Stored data
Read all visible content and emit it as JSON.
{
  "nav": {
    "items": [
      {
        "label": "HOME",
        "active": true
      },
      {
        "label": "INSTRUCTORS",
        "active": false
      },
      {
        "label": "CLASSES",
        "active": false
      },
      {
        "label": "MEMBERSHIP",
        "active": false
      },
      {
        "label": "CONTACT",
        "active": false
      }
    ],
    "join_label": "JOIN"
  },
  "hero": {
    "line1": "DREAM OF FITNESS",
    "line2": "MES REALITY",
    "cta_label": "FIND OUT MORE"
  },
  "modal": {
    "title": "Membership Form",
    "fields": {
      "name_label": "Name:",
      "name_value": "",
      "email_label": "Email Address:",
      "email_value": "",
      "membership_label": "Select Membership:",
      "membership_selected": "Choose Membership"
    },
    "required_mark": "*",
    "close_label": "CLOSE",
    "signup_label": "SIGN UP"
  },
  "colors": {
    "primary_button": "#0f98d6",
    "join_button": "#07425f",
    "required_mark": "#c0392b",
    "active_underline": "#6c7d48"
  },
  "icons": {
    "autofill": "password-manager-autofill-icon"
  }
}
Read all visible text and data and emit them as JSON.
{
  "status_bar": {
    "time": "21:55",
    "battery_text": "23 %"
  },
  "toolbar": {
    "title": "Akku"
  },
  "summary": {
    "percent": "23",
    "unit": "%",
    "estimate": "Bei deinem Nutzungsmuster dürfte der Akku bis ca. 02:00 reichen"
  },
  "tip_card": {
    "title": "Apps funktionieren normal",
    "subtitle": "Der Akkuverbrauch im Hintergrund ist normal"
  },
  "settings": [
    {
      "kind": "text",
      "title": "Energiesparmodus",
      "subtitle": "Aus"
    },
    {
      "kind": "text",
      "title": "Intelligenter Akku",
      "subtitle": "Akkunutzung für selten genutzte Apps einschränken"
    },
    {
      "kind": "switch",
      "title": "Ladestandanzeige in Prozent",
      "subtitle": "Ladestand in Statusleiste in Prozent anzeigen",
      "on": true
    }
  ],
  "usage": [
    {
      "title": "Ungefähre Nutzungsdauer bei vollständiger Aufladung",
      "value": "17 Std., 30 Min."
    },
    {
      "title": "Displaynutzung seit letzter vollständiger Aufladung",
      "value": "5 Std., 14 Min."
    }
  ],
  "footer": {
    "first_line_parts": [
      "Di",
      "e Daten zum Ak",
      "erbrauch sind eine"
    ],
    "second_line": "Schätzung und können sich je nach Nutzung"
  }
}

Task goal: Transcribe each entry precisely, missing none.

The output:
Read all visible content and emit it as JSON.
{
  "nav": {
    "items": [
      {
        "label": "HOME",
        "active": true
      },
      {
        "label": "INSTRUCTORS",
        "active": false
      },
      {
        "label": "CLASSES",
        "active": false
      },
      {
        "label": "MEMBERSHIP",
        "active": false
      },
      {
        "label": "CONTACT",
        "active": false
      }
    ],
    "join_label": "JOIN"
  },
  "hero": {
    "line1": "DREAM OF FITNESS",
    "line2": "MES REALITY",
    "cta_label": "FIND OUT MORE"
  },
  "modal": {
    "title": "Membership Form",
    "fields": {
      "name_label": "Name:",
      "name_value": "",
      "email_label": "Email Address:",
      "email_value": "",
      "membership_label": "Select Membership:",
      "membership_selected": "Choose Membership"
    },
    "required_mark": "*",
    "close_label": "CLOSE",
    "signup_label": "SIGN UP"
  },
  "colors": {
    "primary_button": "#0f98d6",
    "join_button": "#07425f",
    "required_mark": "#c0392b",
    "active_underline": "#6c7d48"
  },
  "icons": {
    "autofill": "password-manager-autofill-icon"
  }
}
Read all visible text and data and emit them as JSON.
{
  "status_bar": {
    "time": "21:55",
    "battery_text": "23 %"
  },
  "toolbar": {
    "title": "Akku"
  },
  "summary": {
    "percent": "23",
    "unit": "%",
    "estimate": "Bei deinem Nutzungsmuster dürfte der Akku bis ca. 02:00 reichen"
  },
  "tip_card": {
    "title": "Apps funktionieren normal",
    "subtitle": "Der Akkuverbrauch im Hintergrund ist normal"
  },
  "settings": [
    {
      "kind": "text",
      "title": "Energiesparmodus",
      "subtitle": "Aus"
    },
    {
      "kind": "text",
      "title": "Intelligenter Akku",
      "subtitle": "Akkunutzung für selten genutzte Apps einschränken"
    },
    {
      "kind": "switch",
      "title": "Ladestandanzeige in Prozent",
      "subtitle": "Ladestand in Statusleiste in Prozent anzeigen",
      "on": true
    }
  ],
  "usage": [
    {
      "title": "Ungefähre Nutzungsdauer bei vollständiger Aufladung",
      "value": "17 Std., 30 Min."
    },
    {
      "title": "Displaynutzung seit letzter vollständiger Aufladung",
      "value": "5 Std., 14 Min."
    }
  ],
  "footer": {
    "first_line_parts": [
      "Di",
      "e Daten zum Ak",
      "erbrauch sind eine"
    ],
    "second_line": "Schätzung und können sich je nach Nutzung"
  }
}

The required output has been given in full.